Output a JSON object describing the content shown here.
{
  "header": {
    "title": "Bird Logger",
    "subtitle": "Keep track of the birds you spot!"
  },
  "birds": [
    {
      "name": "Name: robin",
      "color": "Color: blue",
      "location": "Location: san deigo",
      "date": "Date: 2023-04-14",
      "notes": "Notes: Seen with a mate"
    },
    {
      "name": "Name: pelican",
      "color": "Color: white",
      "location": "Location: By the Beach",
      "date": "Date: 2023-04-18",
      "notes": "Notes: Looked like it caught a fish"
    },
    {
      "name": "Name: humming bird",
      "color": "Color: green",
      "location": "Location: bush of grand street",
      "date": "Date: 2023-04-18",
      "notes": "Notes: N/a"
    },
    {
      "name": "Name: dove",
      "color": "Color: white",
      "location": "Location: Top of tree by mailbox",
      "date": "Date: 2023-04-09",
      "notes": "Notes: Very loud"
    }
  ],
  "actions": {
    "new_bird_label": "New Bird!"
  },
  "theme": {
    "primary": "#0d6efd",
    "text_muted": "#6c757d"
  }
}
###
● REQUIREMENTS
Extract each record, keeping it identical to the original.

● OUTPUT OF THE EXERCISE
Output a JSON object describing the content shown here.
{
  "header": {
    "title": "Bird Logger",
    "subtitle": "Keep track of the birds you spot!"
  },
  "birds": [
    {
      "name": "Name: robin",
      "color": "Color: blue",
      "location": "Location: san deigo",
      "date": "Date: 2023-04-14",
      "notes": "Notes: Seen with a mate"
    },
    {
      "name": "Name: pelican",
      "color": "Color: white",
      "location": "Location: By the Beach",
      "date": "Date: 2023-04-18",
      "notes": "Notes: Looked like it caught a fish"
    },
    {
      "name": "Name: humming bird",
      "color": "Color: green",
      "location": "Location: bush of grand street",
      "date": "Date: 2023-04-18",
      "notes": "Notes: N/a"
    },
    {
      "name": "Name: dove",
      "color": "Color: white",
      "location": "Location: Top of tree by mailbox",
      "date": "Date: 2023-04-09",
      "notes": "Notes: Very loud"
    }
  ],
  "actions": {
    "new_bird_label": "New Bird!"
  },
  "theme": {
    "primary": "#0d6efd",
    "text_muted": "#6c757d"
  }
}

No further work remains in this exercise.